Records supplied ▸
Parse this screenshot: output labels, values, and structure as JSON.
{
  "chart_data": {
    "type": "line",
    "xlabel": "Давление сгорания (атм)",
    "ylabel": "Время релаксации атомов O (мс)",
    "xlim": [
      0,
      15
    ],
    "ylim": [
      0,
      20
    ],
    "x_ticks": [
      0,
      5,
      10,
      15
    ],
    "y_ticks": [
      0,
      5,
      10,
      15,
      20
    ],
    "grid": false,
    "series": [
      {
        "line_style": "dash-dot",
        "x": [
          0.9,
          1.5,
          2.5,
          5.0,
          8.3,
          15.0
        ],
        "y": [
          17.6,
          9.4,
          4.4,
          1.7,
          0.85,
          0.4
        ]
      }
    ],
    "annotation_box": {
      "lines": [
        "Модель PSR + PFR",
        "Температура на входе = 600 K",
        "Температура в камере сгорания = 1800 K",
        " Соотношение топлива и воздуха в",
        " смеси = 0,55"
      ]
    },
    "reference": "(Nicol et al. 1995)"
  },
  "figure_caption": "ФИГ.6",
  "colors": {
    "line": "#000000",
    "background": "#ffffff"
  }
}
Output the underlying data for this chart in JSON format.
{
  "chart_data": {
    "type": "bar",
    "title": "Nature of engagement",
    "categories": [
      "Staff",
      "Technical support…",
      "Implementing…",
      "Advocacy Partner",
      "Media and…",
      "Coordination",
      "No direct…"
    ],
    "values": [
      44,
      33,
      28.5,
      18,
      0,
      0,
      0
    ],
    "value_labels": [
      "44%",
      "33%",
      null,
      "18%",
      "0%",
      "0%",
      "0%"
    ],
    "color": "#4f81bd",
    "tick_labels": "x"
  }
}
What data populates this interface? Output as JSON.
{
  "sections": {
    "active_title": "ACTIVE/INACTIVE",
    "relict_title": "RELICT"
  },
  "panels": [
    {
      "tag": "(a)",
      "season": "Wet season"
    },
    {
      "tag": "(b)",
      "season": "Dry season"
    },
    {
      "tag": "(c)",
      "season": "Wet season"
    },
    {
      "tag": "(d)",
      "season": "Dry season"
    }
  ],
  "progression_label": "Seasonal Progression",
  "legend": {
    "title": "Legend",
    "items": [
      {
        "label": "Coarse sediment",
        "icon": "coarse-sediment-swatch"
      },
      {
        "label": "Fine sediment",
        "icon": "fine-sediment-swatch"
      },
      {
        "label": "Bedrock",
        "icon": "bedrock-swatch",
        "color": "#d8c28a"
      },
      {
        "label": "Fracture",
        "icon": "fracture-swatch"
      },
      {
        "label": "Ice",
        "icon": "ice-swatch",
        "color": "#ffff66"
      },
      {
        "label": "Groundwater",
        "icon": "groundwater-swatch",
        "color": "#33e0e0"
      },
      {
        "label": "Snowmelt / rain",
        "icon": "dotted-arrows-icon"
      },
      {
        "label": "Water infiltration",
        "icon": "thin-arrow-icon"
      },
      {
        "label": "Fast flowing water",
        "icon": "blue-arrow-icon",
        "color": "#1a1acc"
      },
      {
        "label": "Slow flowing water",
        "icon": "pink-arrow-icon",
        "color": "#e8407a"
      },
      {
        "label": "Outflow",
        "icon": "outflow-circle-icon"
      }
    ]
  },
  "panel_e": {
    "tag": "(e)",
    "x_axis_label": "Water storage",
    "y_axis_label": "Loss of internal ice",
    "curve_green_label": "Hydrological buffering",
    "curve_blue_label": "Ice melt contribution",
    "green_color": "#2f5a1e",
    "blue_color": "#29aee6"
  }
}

Given exercise ▸ Take every line from the records above that has the word "sediment" and copy it.

Complete answer ▸
        "label": "Coarse sediment",
        "icon": "coarse-sediment-swatch"
        "label": "Fine sediment",
        "icon": "fine-sediment-swatch"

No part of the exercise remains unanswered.